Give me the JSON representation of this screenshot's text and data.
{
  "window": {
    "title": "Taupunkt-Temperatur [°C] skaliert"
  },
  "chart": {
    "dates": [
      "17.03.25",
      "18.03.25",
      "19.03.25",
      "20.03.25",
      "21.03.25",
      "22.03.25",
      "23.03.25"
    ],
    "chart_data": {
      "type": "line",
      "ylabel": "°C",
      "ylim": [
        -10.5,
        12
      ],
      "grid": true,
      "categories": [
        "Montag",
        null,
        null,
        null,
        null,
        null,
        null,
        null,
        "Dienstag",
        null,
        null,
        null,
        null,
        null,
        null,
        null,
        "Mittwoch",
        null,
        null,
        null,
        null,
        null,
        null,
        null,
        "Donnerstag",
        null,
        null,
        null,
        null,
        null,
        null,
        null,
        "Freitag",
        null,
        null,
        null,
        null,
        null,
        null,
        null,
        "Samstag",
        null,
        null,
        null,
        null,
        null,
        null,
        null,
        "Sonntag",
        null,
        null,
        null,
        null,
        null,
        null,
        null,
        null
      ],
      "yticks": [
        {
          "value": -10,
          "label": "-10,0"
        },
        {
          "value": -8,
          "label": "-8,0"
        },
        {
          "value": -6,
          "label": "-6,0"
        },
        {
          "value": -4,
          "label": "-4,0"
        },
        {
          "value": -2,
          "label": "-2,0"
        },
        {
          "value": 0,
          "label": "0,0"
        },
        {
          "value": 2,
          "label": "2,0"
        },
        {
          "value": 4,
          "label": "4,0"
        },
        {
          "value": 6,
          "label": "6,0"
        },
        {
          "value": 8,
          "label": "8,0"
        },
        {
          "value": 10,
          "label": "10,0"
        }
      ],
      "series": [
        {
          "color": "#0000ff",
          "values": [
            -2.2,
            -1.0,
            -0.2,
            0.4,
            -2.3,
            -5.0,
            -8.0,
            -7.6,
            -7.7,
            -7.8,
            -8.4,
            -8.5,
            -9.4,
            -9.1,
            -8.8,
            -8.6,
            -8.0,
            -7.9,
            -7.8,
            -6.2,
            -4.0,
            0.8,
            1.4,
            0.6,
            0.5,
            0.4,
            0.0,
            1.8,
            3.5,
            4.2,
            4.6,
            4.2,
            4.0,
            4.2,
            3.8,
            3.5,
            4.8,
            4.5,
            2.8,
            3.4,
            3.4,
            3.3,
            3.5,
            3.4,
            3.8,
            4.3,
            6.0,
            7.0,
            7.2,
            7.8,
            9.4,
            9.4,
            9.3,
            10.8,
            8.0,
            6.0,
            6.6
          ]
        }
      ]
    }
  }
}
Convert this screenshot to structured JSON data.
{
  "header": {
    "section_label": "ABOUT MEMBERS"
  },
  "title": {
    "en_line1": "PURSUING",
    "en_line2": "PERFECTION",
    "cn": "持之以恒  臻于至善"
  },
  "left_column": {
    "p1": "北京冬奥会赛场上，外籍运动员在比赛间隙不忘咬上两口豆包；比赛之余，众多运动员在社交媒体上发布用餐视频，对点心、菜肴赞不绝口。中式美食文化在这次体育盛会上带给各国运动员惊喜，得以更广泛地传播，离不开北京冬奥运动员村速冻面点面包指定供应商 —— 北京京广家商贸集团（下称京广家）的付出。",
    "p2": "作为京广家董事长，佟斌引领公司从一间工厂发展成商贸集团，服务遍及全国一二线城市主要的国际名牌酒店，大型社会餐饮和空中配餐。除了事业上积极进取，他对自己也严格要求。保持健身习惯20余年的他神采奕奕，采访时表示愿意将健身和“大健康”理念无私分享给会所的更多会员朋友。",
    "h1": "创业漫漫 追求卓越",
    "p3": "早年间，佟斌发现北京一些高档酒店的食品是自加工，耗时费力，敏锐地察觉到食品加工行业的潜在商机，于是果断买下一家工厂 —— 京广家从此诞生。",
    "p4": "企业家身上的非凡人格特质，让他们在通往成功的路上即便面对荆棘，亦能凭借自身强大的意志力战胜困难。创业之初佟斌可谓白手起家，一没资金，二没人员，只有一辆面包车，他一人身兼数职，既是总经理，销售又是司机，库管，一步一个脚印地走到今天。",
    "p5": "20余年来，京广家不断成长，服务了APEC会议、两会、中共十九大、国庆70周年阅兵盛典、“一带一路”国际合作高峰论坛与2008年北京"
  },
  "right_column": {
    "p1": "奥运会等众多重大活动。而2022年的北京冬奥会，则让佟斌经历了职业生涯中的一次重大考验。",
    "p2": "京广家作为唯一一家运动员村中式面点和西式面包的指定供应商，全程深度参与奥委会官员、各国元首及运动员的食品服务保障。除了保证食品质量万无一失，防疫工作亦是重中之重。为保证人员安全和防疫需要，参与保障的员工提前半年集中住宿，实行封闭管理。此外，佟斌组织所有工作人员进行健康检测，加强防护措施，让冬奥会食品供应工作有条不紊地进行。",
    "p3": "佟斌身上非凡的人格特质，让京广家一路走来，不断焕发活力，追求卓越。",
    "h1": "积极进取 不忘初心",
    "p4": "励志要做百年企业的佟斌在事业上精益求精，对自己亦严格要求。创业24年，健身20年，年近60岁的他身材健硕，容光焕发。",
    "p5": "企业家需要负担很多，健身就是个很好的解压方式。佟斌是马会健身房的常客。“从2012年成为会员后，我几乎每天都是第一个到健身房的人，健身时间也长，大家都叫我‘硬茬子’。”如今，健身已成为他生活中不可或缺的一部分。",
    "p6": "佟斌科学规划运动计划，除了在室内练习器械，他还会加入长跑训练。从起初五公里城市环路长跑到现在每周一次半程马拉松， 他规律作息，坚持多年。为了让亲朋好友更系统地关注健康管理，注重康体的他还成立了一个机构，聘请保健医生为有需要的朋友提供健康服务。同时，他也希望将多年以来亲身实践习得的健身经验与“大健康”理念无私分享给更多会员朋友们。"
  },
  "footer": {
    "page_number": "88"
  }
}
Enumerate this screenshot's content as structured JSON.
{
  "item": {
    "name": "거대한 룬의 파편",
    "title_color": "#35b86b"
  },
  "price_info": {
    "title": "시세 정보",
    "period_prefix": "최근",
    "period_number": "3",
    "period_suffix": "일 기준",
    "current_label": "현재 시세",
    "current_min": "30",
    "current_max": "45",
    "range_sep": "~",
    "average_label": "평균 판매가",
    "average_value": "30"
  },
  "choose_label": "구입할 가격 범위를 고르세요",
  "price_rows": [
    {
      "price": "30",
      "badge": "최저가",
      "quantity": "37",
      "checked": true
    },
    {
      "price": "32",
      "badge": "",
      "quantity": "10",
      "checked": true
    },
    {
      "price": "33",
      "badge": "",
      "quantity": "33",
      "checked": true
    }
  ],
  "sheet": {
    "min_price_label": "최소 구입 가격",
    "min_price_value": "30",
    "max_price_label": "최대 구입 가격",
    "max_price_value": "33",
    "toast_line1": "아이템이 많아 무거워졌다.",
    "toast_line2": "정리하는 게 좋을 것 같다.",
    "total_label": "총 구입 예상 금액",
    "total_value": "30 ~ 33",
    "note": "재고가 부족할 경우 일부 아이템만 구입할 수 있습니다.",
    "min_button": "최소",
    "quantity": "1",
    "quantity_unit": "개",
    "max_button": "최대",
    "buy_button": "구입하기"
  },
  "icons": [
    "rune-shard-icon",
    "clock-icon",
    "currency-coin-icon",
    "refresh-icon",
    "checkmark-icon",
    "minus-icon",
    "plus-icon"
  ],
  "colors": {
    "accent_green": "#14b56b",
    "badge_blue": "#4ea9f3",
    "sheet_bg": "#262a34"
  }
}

────────────────────

_Directive:_ Word for word, restate all of the data shown above.

_The solution:_
Give me the JSON representation of this screenshot's text and data.
{
  "window": {
    "title": "Taupunkt-Temperatur [°C] skaliert"
  },
  "chart": {
    "dates": [
      "17.03.25",
      "18.03.25",
      "19.03.25",
      "20.03.25",
      "21.03.25",
      "22.03.25",
      "23.03.25"
    ],
    "chart_data": {
      "type": "line",
      "ylabel": "°C",
      "ylim": [
        -10.5,
        12
      ],
      "grid": true,
      "categories": [
        "Montag",
        null,
        null,
        null,
        null,
        null,
        null,
        null,
        "Dienstag",
        null,
        null,
        null,
        null,
        null,
        null,
        null,
        "Mittwoch",
        null,
        null,
        null,
        null,
        null,
        null,
        null,
        "Donnerstag",
        null,
        null,
        null,
        null,
        null,
        null,
        null,
        "Freitag",
        null,
        null,
        null,
        null,
        null,
        null,
        null,
        "Samstag",
        null,
        null,
        null,
        null,
        null,
        null,
        null,
        "Sonntag",
        null,
        null,
        null,
        null,
        null,
        null,
        null,
        null
      ],
      "yticks": [
        {
          "value": -10,
          "label": "-10,0"
        },
        {
          "value": -8,
          "label": "-8,0"
        },
        {
          "value": -6,
          "label": "-6,0"
        },
        {
          "value": -4,
          "label": "-4,0"
        },
        {
          "value": -2,
          "label": "-2,0"
        },
        {
          "value": 0,
          "label": "0,0"
        },
        {
          "value": 2,
          "label": "2,0"
        },
        {
          "value": 4,
          "label": "4,0"
        },
        {
          "value": 6,
          "label": "6,0"
        },
        {
          "value": 8,
          "label": "8,0"
        },
        {
          "value": 10,
          "label": "10,0"
        }
      ],
      "series": [
        {
          "color": "#0000ff",
          "values": [
            -2.2,
            -1.0,
            -0.2,
            0.4,
            -2.3,
            -5.0,
            -8.0,
            -7.6,
            -7.7,
            -7.8,
            -8.4,
            -8.5,
            -9.4,
            -9.1,
            -8.8,
            -8.6,
            -8.0,
            -7.9,
            -7.8,
            -6.2,
            -4.0,
            0.8,
            1.4,
            0.6,
            0.5,
            0.4,
            0.0,
            1.8,
            3.5,
            4.2,
            4.6,
            4.2,
            4.0,
            4.2,
            3.8,
            3.5,
            4.8,
            4.5,
            2.8,
            3.4,
            3.4,
            3.3,
            3.5,
            3.4,
            3.8,
            4.3,
            6.0,
            7.0,
            7.2,
            7.8,
            9.4,
            9.4,
            9.3,
            10.8,
            8.0,
            6.0,
            6.6
          ]
        }
      ]
    }
  }
}
Convert this screenshot to structured JSON data.
{
  "header": {
    "section_label": "ABOUT MEMBERS"
  },
  "title": {
    "en_line1": "PURSUING",
    "en_line2": "PERFECTION",
    "cn": "持之以恒  臻于至善"
  },
  "left_column": {
    "p1": "北京冬奥会赛场上，外籍运动员在比赛间隙不忘咬上两口豆包；比赛之余，众多运动员在社交媒体上发布用餐视频，对点心、菜肴赞不绝口。中式美食文化在这次体育盛会上带给各国运动员惊喜，得以更广泛地传播，离不开北京冬奥运动员村速冻面点面包指定供应商 —— 北京京广家商贸集团（下称京广家）的付出。",
    "p2": "作为京广家董事长，佟斌引领公司从一间工厂发展成商贸集团，服务遍及全国一二线城市主要的国际名牌酒店，大型社会餐饮和空中配餐。除了事业上积极进取，他对自己也严格要求。保持健身习惯20余年的他神采奕奕，采访时表示愿意将健身和“大健康”理念无私分享给会所的更多会员朋友。",
    "h1": "创业漫漫 追求卓越",
    "p3": "早年间，佟斌发现北京一些高档酒店的食品是自加工，耗时费力，敏锐地察觉到食品加工行业的潜在商机，于是果断买下一家工厂 —— 京广家从此诞生。",
    "p4": "企业家身上的非凡人格特质，让他们在通往成功的路上即便面对荆棘，亦能凭借自身强大的意志力战胜困难。创业之初佟斌可谓白手起家，一没资金，二没人员，只有一辆面包车，他一人身兼数职，既是总经理，销售又是司机，库管，一步一个脚印地走到今天。",
    "p5": "20余年来，京广家不断成长，服务了APEC会议、两会、中共十九大、国庆70周年阅兵盛典、“一带一路”国际合作高峰论坛与2008年北京"
  },
  "right_column": {
    "p1": "奥运会等众多重大活动。而2022年的北京冬奥会，则让佟斌经历了职业生涯中的一次重大考验。",
    "p2": "京广家作为唯一一家运动员村中式面点和西式面包的指定供应商，全程深度参与奥委会官员、各国元首及运动员的食品服务保障。除了保证食品质量万无一失，防疫工作亦是重中之重。为保证人员安全和防疫需要，参与保障的员工提前半年集中住宿，实行封闭管理。此外，佟斌组织所有工作人员进行健康检测，加强防护措施，让冬奥会食品供应工作有条不紊地进行。",
    "p3": "佟斌身上非凡的人格特质，让京广家一路走来，不断焕发活力，追求卓越。",
    "h1": "积极进取 不忘初心",
    "p4": "励志要做百年企业的佟斌在事业上精益求精，对自己亦严格要求。创业24年，健身20年，年近60岁的他身材健硕，容光焕发。",
    "p5": "企业家需要负担很多，健身就是个很好的解压方式。佟斌是马会健身房的常客。“从2012年成为会员后，我几乎每天都是第一个到健身房的人，健身时间也长，大家都叫我‘硬茬子’。”如今，健身已成为他生活中不可或缺的一部分。",
    "p6": "佟斌科学规划运动计划，除了在室内练习器械，他还会加入长跑训练。从起初五公里城市环路长跑到现在每周一次半程马拉松， 他规律作息，坚持多年。为了让亲朋好友更系统地关注健康管理，注重康体的他还成立了一个机构，聘请保健医生为有需要的朋友提供健康服务。同时，他也希望将多年以来亲身实践习得的健身经验与“大健康”理念无私分享给更多会员朋友们。"
  },
  "footer": {
    "page_number": "88"
  }
}
Enumerate this screenshot's content as structured JSON.
{
  "item": {
    "name": "거대한 룬의 파편",
    "title_color": "#35b86b"
  },
  "price_info": {
    "title": "시세 정보",
    "period_prefix": "최근",
    "period_number": "3",
    "period_suffix": "일 기준",
    "current_label": "현재 시세",
    "current_min": "30",
    "current_max": "45",
    "range_sep": "~",
    "average_label": "평균 판매가",
    "average_value": "30"
  },
  "choose_label": "구입할 가격 범위를 고르세요",
  "price_rows": [
    {
      "price": "30",
      "badge": "최저가",
      "quantity": "37",
      "checked": true
    },
    {
      "price": "32",
      "badge": "",
      "quantity": "10",
      "checked": true
    },
    {
      "price": "33",
      "badge": "",
      "quantity": "33",
      "checked": true
    }
  ],
  "sheet": {
    "min_price_label": "최소 구입 가격",
    "min_price_value": "30",
    "max_price_label": "최대 구입 가격",
    "max_price_value": "33",
    "toast_line1": "아이템이 많아 무거워졌다.",
    "toast_line2": "정리하는 게 좋을 것 같다.",
    "total_label": "총 구입 예상 금액",
    "total_value": "30 ~ 33",
    "note": "재고가 부족할 경우 일부 아이템만 구입할 수 있습니다.",
    "min_button": "최소",
    "quantity": "1",
    "quantity_unit": "개",
    "max_button": "최대",
    "buy_button": "구입하기"
  },
  "icons": [
    "rune-shard-icon",
    "clock-icon",
    "currency-coin-icon",
    "refresh-icon",
    "checkmark-icon",
    "minus-icon",
    "plus-icon"
  ],
  "colors": {
    "accent_green": "#14b56b",
    "badge_blue": "#4ea9f3",
    "sheet_bg": "#262a34"
  }
}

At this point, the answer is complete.